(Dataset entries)
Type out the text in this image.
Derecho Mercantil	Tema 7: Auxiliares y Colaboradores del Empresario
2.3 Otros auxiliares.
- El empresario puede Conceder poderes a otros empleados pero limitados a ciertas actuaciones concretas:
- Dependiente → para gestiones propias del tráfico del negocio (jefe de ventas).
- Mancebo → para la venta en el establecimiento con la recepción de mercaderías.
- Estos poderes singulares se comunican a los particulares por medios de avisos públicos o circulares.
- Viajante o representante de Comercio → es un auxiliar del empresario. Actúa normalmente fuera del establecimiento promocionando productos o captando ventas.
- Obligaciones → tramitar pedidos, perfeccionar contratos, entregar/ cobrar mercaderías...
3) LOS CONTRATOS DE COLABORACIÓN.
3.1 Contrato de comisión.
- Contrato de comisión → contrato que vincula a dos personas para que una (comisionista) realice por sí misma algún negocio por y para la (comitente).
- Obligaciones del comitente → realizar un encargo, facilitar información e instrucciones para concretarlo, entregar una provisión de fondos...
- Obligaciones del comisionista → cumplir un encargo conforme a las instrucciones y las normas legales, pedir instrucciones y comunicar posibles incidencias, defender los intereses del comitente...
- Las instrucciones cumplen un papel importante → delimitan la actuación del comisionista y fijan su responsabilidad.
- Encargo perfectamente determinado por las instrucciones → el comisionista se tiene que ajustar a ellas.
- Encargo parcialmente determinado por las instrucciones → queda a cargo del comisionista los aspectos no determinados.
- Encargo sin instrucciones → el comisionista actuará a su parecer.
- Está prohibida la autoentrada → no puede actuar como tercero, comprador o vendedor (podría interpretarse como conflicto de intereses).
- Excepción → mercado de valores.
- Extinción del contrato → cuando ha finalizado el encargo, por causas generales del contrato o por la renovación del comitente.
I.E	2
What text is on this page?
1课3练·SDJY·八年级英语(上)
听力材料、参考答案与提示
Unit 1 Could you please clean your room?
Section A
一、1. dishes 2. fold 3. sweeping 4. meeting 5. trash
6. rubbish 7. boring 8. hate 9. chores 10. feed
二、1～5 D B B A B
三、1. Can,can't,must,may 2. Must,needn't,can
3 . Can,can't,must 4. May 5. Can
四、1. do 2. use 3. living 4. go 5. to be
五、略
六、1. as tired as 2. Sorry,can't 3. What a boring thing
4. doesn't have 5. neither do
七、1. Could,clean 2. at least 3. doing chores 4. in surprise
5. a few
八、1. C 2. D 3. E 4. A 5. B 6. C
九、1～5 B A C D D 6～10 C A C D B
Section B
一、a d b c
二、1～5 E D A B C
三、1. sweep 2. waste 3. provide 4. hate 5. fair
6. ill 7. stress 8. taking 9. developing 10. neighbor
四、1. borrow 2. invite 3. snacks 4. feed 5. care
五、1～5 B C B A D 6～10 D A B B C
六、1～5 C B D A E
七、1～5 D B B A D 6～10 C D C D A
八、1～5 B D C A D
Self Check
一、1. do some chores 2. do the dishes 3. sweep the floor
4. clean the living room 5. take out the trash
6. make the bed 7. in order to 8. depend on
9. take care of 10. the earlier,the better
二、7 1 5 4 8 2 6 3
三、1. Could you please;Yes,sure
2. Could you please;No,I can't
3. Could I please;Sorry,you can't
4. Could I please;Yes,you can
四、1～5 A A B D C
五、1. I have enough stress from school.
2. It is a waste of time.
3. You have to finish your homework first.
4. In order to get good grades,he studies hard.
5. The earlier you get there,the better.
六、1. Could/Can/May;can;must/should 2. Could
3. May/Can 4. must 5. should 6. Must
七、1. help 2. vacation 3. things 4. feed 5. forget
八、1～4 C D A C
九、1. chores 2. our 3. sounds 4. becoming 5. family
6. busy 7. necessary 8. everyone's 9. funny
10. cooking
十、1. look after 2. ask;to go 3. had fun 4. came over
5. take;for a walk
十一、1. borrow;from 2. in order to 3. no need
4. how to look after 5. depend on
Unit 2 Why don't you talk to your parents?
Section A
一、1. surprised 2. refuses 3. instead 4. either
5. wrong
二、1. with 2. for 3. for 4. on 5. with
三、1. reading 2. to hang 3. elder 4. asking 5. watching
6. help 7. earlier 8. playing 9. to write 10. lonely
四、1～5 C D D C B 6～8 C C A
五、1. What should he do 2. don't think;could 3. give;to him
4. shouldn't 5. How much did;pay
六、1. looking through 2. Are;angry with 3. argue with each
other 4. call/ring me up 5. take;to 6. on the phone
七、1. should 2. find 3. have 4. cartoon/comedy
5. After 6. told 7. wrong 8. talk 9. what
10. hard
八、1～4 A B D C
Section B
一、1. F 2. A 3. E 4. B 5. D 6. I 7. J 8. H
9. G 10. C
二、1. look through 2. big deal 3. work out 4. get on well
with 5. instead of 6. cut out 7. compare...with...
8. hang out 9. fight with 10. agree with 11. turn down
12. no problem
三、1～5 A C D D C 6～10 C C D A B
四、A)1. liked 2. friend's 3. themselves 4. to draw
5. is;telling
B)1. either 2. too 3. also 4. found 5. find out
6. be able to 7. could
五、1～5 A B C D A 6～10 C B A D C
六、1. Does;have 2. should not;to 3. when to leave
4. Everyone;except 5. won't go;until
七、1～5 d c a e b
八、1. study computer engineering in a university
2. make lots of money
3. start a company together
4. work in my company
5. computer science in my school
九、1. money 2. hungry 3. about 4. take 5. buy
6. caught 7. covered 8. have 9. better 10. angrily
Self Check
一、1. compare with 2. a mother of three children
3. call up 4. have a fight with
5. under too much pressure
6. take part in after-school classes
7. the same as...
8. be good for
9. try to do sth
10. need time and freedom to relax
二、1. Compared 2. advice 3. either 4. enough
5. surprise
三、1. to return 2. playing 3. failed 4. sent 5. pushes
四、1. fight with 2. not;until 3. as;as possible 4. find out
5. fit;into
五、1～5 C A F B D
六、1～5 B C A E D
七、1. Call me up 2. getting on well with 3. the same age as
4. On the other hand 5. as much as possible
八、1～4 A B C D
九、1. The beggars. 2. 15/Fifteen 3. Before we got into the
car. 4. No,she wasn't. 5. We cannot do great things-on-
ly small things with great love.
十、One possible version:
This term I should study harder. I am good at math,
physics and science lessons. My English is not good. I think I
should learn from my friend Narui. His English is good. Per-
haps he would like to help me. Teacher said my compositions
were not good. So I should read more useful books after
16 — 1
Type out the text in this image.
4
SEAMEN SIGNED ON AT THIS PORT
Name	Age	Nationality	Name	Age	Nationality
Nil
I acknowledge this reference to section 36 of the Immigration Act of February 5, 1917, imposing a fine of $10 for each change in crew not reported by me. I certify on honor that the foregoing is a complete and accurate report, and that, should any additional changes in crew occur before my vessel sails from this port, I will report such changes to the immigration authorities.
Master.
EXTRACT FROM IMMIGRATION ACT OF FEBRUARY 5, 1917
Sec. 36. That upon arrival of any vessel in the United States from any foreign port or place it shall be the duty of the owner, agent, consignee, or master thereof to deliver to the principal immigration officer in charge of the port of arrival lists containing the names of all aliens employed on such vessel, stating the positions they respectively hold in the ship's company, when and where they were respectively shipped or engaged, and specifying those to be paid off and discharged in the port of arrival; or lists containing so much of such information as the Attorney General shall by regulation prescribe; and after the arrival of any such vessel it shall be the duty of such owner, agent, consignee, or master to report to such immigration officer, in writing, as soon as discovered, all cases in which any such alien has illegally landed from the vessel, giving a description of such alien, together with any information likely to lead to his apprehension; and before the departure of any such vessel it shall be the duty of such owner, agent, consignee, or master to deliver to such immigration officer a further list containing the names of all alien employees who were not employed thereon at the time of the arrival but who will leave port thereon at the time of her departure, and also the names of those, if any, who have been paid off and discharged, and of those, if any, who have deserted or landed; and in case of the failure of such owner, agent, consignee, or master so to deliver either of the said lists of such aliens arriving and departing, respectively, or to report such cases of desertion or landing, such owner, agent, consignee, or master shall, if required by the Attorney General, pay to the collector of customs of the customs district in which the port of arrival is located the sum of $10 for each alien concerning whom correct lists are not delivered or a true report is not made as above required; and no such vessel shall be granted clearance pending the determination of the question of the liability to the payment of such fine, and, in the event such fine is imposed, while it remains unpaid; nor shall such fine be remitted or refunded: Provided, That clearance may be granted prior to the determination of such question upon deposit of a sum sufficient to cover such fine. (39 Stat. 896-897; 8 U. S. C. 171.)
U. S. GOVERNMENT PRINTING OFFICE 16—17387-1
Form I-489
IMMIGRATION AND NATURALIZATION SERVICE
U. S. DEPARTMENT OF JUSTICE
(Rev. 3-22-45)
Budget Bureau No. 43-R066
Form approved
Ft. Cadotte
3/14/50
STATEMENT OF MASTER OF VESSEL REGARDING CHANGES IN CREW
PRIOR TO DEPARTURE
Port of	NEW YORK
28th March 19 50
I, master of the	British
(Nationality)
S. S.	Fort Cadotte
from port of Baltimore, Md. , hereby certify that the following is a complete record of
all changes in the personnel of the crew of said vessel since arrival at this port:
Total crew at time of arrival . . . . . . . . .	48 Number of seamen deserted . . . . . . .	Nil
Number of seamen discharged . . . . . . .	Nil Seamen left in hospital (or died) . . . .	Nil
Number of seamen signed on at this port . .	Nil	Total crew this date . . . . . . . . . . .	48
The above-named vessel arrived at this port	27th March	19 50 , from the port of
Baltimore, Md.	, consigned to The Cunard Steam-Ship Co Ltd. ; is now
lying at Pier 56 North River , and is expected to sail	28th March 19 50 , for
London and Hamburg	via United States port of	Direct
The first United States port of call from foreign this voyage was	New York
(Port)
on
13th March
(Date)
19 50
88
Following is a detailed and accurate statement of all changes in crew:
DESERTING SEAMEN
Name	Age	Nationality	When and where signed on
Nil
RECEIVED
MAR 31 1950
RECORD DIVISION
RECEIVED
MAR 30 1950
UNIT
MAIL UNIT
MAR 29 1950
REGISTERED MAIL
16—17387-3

■ **Instructions to follow**
Note every line above where the string "great" shows up, and copy those lines.

■ **Task result**
car. 4. No,she wasn't. 5. We cannot do great things-on-
ly small things with great love.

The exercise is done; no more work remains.